QUOTED PASSAGE>
Vikitor
Vikitor

Reputation: 93

How to update document in Mongo without loosing data in a Spring Mongotemplate project

I am new to Spring and MongoDB. I am trying to update a document, but every time I update some fields, the others disappear.

This is my current method:

    public UpdateResult updateCentro(String id, JsonNode jsonNode) {
        ObjectId objectId = new ObjectId(id);
        Query query = new Query();
        query.addCriteria(Criteria.where("_id").is(objectId));
        Update update = Update.fromDocument(JsonNodeToDocumentConverter.INSTANCE.convert(jsonNode));
        return mongoTemplate.updateFirst(query, update, "centros");
    }

If the object that I give to the update method has 3 fields to be updated, in the database it leaves me those 3, but it deletes all the others.

I am trying to do something like this, but using mongoTemplate in Spring:

db.foo.update({"_id" :ObjectId("4e93037bbf6f1dd3a0a9541a") },{$set : {"key1":"value1",""key2":"value2",....}})

Upvotes: 1

Views: 3905

Answers (2)

GIVEN ENTRIES>

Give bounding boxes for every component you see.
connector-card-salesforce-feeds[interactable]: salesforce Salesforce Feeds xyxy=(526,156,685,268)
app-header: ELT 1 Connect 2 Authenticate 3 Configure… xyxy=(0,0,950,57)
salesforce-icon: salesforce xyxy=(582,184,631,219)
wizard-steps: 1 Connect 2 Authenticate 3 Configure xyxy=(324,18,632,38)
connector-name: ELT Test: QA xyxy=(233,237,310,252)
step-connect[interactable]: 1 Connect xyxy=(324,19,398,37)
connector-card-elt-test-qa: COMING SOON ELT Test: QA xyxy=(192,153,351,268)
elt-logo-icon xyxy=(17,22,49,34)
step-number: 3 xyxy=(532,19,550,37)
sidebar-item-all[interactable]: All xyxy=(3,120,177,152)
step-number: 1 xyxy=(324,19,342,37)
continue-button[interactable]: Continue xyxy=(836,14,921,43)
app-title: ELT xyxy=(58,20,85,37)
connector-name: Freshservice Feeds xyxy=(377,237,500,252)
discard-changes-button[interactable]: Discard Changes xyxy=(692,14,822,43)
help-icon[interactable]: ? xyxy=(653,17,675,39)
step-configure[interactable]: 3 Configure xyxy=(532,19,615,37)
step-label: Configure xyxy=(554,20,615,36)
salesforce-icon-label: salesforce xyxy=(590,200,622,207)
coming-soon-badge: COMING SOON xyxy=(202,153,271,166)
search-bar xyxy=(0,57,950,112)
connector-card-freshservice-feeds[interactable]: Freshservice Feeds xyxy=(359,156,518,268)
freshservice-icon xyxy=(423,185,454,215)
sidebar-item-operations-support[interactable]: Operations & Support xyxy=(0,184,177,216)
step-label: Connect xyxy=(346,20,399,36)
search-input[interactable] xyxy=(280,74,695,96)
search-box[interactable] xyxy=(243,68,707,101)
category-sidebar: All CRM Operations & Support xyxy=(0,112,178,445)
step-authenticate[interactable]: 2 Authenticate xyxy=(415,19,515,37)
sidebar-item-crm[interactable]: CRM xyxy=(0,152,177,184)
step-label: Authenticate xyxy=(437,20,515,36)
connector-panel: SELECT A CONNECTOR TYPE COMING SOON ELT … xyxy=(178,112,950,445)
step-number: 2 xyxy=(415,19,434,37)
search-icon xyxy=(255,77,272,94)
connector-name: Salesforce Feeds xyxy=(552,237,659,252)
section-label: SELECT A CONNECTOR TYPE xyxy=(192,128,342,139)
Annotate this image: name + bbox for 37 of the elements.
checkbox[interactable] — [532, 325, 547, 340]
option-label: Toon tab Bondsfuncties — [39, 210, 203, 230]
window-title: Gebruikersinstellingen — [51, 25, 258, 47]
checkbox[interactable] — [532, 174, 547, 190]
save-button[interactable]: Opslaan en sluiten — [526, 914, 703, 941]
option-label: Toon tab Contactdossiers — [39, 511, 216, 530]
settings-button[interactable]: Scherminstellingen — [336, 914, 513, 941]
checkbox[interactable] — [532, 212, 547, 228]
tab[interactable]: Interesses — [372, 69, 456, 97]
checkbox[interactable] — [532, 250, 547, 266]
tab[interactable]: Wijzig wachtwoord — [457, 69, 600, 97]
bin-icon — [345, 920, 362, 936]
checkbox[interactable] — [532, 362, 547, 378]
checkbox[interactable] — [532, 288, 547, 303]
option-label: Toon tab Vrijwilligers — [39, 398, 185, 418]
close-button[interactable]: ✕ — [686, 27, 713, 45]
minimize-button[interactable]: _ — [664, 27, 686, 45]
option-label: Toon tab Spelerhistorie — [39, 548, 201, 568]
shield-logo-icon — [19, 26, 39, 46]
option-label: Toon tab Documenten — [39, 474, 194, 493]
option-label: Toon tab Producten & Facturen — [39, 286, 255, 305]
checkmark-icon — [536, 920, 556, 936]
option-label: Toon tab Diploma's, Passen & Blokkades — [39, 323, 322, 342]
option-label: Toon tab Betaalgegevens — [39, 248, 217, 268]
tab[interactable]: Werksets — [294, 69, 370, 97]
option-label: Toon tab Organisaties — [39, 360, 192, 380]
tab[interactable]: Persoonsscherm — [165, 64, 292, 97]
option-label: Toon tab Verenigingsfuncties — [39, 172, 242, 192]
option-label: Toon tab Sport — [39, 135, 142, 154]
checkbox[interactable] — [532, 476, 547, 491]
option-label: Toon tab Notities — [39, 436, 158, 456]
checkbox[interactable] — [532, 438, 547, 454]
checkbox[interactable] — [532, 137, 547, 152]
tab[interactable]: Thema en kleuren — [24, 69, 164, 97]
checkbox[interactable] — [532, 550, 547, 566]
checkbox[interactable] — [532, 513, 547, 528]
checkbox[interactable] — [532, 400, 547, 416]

WORK ORDER 1>
Answer these questions about the Mongo update question:
(a) Which collection name is passed to mongoTemplate.updateFirst?
(b) What reputation does the asker have?
(c) How many views does the question have?
WORK ORDER 2>
In one to three sentences, explain why the writer of the Mongo update question wants to do the update in the style of the db.foo.update command with $set.
WORK ORDER 3>
Continue the Mongo update question from the point where it stops.
The rows play no part in what you are asked to do.

ANSWER BOX 1>
(a) "centros"
(b) 93
(c) 3905

ANSWER BOX 2>
The writer's current updateCentro method loses data. When it is given an object with 3 fields to update, those 3 stay in the database but all the other fields are deleted. The writer wants to update some fields without the others disappearing.

ANSWER BOX 3>
Vikitor
Vikitor

Reputation: 93

Using some prasad's information, this is my solution:

    
    public UpdateResult updateCentro(String id, JsonNode jsonNode) {
        ObjectId objectId = new ObjectId(id);
        Query query = new Query();
        query.addCriteria(Criteria.where("_id").is(objectId));
        Update update = new Update();

        Iterator<Map.Entry<String, JsonNode>> fields = jsonNode.fields();
        while (fields.hasNext()) {
            Entry<String, JsonNode> field = fields.next();
            String key = field.getKey();
            JsonNode value = field.getValue();
            JsonNodeType type = value.getNodeType();
            switch (type) {
            case ARRAY:
                System.out.println(key);
                System.out.println(value);
                List<JsonNode> list = new ArrayList<JsonNode>();
                for (JsonNode arrayItem : value) {
                    list.add(arrayItem);
                }
                update.set(key, list);
                break;
            case BINARY:

                break;
            case BOOLEAN:
                update.set(key, value.asBoolean());
                break;
            case MISSING:

                break;
            case NULL:

                break;
            case NUMBER:
                update.set(key, value.asDouble());
                break;
            case OBJECT:
                update.set(key, value);
                break;
            case POJO:

                break;
            case STRING:
                update.set(key, value.asText());
                break;

            default:
                break;
            }
        }
        return mongoTemplate.updateFirst(query, update, "centros");
    }

Thanks for the help.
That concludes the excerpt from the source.